> [Do this]: Identify all lines in the data containing the string "title". Copy them out.

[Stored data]
☆ ☆ ☆

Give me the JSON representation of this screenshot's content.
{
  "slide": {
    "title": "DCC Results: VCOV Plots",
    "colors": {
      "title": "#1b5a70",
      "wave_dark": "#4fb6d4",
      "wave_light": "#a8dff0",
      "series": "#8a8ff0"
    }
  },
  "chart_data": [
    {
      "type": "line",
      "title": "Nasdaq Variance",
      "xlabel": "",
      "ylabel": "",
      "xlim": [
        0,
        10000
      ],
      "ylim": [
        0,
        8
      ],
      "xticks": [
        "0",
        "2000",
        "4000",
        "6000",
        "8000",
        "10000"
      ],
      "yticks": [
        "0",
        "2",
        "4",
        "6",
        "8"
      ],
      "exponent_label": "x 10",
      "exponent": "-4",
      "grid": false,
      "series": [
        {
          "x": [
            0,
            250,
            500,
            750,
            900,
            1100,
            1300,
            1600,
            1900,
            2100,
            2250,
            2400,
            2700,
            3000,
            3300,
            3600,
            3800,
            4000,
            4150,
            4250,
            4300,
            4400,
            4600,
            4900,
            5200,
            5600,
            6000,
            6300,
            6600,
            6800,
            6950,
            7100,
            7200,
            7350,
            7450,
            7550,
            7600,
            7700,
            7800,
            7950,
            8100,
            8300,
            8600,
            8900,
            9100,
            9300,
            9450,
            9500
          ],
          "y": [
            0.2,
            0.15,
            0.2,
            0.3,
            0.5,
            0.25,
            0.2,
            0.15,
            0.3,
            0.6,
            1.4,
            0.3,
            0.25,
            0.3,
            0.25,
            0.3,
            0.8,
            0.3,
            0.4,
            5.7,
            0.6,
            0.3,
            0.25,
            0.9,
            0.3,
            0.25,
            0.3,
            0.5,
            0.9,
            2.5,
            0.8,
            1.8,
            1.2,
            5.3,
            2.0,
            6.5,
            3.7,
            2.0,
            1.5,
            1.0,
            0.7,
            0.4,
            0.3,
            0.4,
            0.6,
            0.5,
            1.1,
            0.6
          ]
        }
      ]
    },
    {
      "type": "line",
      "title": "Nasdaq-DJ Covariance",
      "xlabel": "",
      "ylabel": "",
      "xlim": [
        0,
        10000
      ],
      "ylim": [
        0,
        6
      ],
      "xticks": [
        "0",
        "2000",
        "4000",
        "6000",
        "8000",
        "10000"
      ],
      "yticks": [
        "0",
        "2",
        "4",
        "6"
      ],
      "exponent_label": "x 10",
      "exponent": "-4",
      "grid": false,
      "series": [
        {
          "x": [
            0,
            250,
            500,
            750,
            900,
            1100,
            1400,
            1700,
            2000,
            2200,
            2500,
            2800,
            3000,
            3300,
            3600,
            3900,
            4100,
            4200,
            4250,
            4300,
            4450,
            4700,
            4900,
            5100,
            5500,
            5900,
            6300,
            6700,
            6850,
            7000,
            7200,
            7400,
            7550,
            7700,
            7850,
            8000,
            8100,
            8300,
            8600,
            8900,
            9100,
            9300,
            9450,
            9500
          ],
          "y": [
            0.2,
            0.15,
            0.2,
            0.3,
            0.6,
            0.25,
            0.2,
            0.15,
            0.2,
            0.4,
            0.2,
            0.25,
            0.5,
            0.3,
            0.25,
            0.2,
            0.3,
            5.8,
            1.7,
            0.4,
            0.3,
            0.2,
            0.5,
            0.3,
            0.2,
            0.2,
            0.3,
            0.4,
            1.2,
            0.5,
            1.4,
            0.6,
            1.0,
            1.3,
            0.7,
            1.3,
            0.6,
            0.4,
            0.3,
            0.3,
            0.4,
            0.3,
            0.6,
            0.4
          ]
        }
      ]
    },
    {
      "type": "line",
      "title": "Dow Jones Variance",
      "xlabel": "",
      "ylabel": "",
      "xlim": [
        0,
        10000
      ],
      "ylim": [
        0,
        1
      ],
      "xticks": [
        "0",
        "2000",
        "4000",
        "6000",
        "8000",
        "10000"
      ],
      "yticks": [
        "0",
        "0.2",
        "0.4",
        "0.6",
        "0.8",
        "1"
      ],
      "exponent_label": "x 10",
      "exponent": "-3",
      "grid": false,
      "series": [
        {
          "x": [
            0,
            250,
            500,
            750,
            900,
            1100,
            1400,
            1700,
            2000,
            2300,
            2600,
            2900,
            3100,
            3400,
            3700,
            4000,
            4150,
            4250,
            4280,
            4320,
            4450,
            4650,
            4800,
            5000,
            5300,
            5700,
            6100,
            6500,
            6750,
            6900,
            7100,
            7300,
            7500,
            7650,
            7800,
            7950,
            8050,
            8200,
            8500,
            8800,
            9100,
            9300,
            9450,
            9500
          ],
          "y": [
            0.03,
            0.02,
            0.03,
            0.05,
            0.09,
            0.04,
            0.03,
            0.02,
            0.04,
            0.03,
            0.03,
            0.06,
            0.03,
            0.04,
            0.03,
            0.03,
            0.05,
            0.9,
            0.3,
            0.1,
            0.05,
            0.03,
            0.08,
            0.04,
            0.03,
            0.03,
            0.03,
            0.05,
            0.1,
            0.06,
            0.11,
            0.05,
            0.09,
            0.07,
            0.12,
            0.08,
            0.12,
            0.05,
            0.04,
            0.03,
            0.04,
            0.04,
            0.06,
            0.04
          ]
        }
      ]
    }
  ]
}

☆ ☆ ☆

> [Written solution]:
    "title": "DCC Results: VCOV Plots",
      "title": "#1b5a70",
      "title": "Nasdaq Variance",
      "title": "Nasdaq-DJ Covariance",
      "title": "Dow Jones Variance",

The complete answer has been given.